## Given problem
Report, as a bare number, how many lines of the material below contain the word "Cromwell".

Collected data:
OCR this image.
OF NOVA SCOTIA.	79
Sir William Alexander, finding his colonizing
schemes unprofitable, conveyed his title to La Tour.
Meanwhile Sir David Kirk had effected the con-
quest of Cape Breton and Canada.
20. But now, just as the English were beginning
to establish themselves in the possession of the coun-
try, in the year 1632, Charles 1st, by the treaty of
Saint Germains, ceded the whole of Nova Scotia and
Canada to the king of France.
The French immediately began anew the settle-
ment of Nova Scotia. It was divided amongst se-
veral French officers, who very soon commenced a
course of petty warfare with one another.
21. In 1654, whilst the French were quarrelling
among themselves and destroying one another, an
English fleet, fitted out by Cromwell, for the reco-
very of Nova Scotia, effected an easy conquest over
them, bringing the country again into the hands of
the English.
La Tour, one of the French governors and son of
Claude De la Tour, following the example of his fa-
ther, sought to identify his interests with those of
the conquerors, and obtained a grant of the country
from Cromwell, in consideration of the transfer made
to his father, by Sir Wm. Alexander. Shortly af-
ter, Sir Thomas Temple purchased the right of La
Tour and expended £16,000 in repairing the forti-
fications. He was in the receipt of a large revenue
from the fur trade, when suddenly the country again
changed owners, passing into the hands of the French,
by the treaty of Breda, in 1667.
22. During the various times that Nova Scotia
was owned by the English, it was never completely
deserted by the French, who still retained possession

## Answer to the problem
2